--- Short task ---
Each entry in the listing below should be restated word for word.
======== Supplied entries
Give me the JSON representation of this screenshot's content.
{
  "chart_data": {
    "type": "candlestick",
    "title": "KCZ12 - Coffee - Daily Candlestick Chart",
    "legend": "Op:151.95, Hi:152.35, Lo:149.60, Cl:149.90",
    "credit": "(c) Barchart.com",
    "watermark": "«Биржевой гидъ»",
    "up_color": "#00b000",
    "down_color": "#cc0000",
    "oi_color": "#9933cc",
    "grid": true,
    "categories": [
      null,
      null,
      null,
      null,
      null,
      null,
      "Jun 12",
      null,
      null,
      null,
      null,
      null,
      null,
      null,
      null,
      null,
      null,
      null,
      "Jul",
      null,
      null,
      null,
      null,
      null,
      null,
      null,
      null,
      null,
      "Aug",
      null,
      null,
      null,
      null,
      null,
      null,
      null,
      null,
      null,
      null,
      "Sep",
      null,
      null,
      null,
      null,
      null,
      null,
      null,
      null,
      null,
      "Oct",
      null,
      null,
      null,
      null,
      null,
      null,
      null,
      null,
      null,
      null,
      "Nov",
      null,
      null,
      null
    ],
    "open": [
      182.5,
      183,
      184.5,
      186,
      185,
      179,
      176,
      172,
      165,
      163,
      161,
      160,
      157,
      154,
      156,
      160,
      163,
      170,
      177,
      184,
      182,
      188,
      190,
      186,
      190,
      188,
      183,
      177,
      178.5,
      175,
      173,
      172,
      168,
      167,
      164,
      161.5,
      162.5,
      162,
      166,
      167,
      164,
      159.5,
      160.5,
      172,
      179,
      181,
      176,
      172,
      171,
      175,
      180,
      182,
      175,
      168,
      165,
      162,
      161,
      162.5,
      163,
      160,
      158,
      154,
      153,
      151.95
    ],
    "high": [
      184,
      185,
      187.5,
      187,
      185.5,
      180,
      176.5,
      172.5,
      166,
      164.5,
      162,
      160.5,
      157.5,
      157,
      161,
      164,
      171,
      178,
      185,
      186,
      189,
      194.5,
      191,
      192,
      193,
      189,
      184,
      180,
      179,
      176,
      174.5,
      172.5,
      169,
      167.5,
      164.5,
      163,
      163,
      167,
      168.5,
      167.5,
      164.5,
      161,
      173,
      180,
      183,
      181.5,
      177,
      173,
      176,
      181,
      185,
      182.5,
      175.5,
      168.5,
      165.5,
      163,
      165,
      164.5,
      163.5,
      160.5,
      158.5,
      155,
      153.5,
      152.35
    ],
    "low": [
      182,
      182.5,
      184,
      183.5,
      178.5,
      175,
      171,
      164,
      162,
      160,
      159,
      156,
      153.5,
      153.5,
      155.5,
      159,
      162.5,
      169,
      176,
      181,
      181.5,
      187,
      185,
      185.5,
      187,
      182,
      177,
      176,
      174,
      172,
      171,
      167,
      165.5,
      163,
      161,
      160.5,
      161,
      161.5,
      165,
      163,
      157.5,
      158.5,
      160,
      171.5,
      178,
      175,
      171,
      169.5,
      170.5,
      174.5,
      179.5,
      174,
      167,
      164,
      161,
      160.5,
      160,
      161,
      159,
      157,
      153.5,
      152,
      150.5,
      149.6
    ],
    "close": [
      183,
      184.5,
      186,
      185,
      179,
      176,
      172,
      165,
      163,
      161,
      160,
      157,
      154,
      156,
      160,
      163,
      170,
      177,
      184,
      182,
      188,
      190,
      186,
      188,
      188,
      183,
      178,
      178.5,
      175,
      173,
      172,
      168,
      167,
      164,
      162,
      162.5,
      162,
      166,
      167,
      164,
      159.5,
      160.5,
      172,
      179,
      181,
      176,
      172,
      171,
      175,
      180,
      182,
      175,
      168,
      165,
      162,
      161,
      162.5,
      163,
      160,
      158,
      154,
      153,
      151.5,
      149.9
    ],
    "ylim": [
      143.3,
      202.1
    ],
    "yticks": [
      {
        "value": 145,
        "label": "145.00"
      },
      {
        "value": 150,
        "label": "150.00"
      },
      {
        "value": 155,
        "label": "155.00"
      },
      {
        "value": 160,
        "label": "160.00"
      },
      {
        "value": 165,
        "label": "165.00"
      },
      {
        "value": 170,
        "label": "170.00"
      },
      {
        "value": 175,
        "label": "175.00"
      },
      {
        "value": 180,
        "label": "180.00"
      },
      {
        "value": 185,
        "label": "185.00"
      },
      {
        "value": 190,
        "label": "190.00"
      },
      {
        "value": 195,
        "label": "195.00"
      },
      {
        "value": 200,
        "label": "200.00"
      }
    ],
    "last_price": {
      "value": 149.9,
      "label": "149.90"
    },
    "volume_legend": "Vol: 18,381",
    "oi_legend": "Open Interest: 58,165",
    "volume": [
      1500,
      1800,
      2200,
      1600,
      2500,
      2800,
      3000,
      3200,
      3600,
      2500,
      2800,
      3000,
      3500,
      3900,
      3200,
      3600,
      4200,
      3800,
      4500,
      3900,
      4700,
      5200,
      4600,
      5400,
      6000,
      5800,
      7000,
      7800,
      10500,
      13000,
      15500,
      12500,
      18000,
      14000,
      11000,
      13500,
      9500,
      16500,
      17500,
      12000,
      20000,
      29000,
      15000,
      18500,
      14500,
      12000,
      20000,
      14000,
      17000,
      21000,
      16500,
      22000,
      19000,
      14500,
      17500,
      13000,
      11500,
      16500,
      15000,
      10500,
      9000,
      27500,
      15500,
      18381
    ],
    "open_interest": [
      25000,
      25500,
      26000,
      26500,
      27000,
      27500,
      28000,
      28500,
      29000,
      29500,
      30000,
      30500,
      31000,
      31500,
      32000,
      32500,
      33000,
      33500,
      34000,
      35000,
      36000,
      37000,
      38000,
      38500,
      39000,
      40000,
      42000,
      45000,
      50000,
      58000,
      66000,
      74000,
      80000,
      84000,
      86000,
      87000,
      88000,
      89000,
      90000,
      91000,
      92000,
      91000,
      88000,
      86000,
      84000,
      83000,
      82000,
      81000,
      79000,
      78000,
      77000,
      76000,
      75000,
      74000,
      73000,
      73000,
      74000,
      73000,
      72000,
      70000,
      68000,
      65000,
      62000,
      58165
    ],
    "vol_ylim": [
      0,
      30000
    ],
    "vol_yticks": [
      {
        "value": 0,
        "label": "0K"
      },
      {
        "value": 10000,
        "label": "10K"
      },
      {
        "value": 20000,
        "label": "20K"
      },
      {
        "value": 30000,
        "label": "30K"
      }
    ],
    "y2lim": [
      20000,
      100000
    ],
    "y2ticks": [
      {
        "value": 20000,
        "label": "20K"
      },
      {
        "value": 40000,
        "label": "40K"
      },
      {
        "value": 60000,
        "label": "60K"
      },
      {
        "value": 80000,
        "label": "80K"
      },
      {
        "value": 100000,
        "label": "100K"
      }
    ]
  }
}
================
--- Correct result ---
Give me the JSON representation of this screenshot's content.
{
  "chart_data": {
    "type": "candlestick",
    "title": "KCZ12 - Coffee - Daily Candlestick Chart",
    "legend": "Op:151.95, Hi:152.35, Lo:149.60, Cl:149.90",
    "credit": "(c) Barchart.com",
    "watermark": "«Биржевой гидъ»",
    "up_color": "#00b000",
    "down_color": "#cc0000",
    "oi_color": "#9933cc",
    "grid": true,
    "categories": [
      null,
      null,
      null,
      null,
      null,
      null,
      "Jun 12",
      null,
      null,
      null,
      null,
      null,
      null,
      null,
      null,
      null,
      null,
      null,
      "Jul",
      null,
      null,
      null,
      null,
      null,
      null,
      null,
      null,
      null,
      "Aug",
      null,
      null,
      null,
      null,
      null,
      null,
      null,
      null,
      null,
      null,
      "Sep",
      null,
      null,
      null,
      null,
      null,
      null,
      null,
      null,
      null,
      "Oct",
      null,
      null,
      null,
      null,
      null,
      null,
      null,
      null,
      null,
      null,
      "Nov",
      null,
      null,
      null
    ],
    "open": [
      182.5,
      183,
      184.5,
      186,
      185,
      179,
      176,
      172,
      165,
      163,
      161,
      160,
      157,
      154,
      156,
      160,
      163,
      170,
      177,
      184,
      182,
      188,
      190,
      186,
      190,
      188,
      183,
      177,
      178.5,
      175,
      173,
      172,
      168,
      167,
      164,
      161.5,
      162.5,
      162,
      166,
      167,
      164,
      159.5,
      160.5,
      172,
      179,
      181,
      176,
      172,
      171,
      175,
      180,
      182,
      175,
      168,
      165,
      162,
      161,
      162.5,
      163,
      160,
      158,
      154,
      153,
      151.95
    ],
    "high": [
      184,
      185,
      187.5,
      187,
      185.5,
      180,
      176.5,
      172.5,
      166,
      164.5,
      162,
      160.5,
      157.5,
      157,
      161,
      164,
      171,
      178,
      185,
      186,
      189,
      194.5,
      191,
      192,
      193,
      189,
      184,
      180,
      179,
      176,
      174.5,
      172.5,
      169,
      167.5,
      164.5,
      163,
      163,
      167,
      168.5,
      167.5,
      164.5,
      161,
      173,
      180,
      183,
      181.5,
      177,
      173,
      176,
      181,
      185,
      182.5,
      175.5,
      168.5,
      165.5,
      163,
      165,
      164.5,
      163.5,
      160.5,
      158.5,
      155,
      153.5,
      152.35
    ],
    "low": [
      182,
      182.5,
      184,
      183.5,
      178.5,
      175,
      171,
      164,
      162,
      160,
      159,
      156,
      153.5,
      153.5,
      155.5,
      159,
      162.5,
      169,
      176,
      181,
      181.5,
      187,
      185,
      185.5,
      187,
      182,
      177,
      176,
      174,
      172,
      171,
      167,
      165.5,
      163,
      161,
      160.5,
      161,
      161.5,
      165,
      163,
      157.5,
      158.5,
      160,
      171.5,
      178,
      175,
      171,
      169.5,
      170.5,
      174.5,
      179.5,
      174,
      167,
      164,
      161,
      160.5,
      160,
      161,
      159,
      157,
      153.5,
      152,
      150.5,
      149.6
    ],
    "close": [
      183,
      184.5,
      186,
      185,
      179,
      176,
      172,
      165,
      163,
      161,
      160,
      157,
      154,
      156,
      160,
      163,
      170,
      177,
      184,
      182,
      188,
      190,
      186,
      188,
      188,
      183,
      178,
      178.5,
      175,
      173,
      172,
      168,
      167,
      164,
      162,
      162.5,
      162,
      166,
      167,
      164,
      159.5,
      160.5,
      172,
      179,
      181,
      176,
      172,
      171,
      175,
      180,
      182,
      175,
      168,
      165,
      162,
      161,
      162.5,
      163,
      160,
      158,
      154,
      153,
      151.5,
      149.9
    ],
    "ylim": [
      143.3,
      202.1
    ],
    "yticks": [
      {
        "value": 145,
        "label": "145.00"
      },
      {
        "value": 150,
        "label": "150.00"
      },
      {
        "value": 155,
        "label": "155.00"
      },
      {
        "value": 160,
        "label": "160.00"
      },
      {
        "value": 165,
        "label": "165.00"
      },
      {
        "value": 170,
        "label": "170.00"
      },
      {
        "value": 175,
        "label": "175.00"
      },
      {
        "value": 180,
        "label": "180.00"
      },
      {
        "value": 185,
        "label": "185.00"
      },
      {
        "value": 190,
        "label": "190.00"
      },
      {
        "value": 195,
        "label": "195.00"
      },
      {
        "value": 200,
        "label": "200.00"
      }
    ],
    "last_price": {
      "value": 149.9,
      "label": "149.90"
    },
    "volume_legend": "Vol: 18,381",
    "oi_legend": "Open Interest: 58,165",
    "volume": [
      1500,
      1800,
      2200,
      1600,
      2500,
      2800,
      3000,
      3200,
      3600,
      2500,
      2800,
      3000,
      3500,
      3900,
      3200,
      3600,
      4200,
      3800,
      4500,
      3900,
      4700,
      5200,
      4600,
      5400,
      6000,
      5800,
      7000,
      7800,
      10500,
      13000,
      15500,
      12500,
      18000,
      14000,
      11000,
      13500,
      9500,
      16500,
      17500,
      12000,
      20000,
      29000,
      15000,
      18500,
      14500,
      12000,
      20000,
      14000,
      17000,
      21000,
      16500,
      22000,
      19000,
      14500,
      17500,
      13000,
      11500,
      16500,
      15000,
      10500,
      9000,
      27500,
      15500,
      18381
    ],
    "open_interest": [
      25000,
      25500,
      26000,
      26500,
      27000,
      27500,
      28000,
      28500,
      29000,
      29500,
      30000,
      30500,
      31000,
      31500,
      32000,
      32500,
      33000,
      33500,
      34000,
      35000,
      36000,
      37000,
      38000,
      38500,
      39000,
      40000,
      42000,
      45000,
      50000,
      58000,
      66000,
      74000,
      80000,
      84000,
      86000,
      87000,
      88000,
      89000,
      90000,
      91000,
      92000,
      91000,
      88000,
      86000,
      84000,
      83000,
      82000,
      81000,
      79000,
      78000,
      77000,
      76000,
      75000,
      74000,
      73000,
      73000,
      74000,
      73000,
      72000,
      70000,
      68000,
      65000,
      62000,
      58165
    ],
    "vol_ylim": [
      0,
      30000
    ],
    "vol_yticks": [
      {
        "value": 0,
        "label": "0K"
      },
      {
        "value": 10000,
        "label": "10K"
      },
      {
        "value": 20000,
        "label": "20K"
      },
      {
        "value": 30000,
        "label": "30K"
      }
    ],
    "y2lim": [
      20000,
      100000
    ],
    "y2ticks": [
      {
        "value": 20000,
        "label": "20K"
      },
      {
        "value": 40000,
        "label": "40K"
      },
      {
        "value": 60000,
        "label": "60K"
      },
      {
        "value": 80000,
        "label": "80K"
      },
      {
        "value": 100000,
        "label": "100K"
      }
    ]
  }
}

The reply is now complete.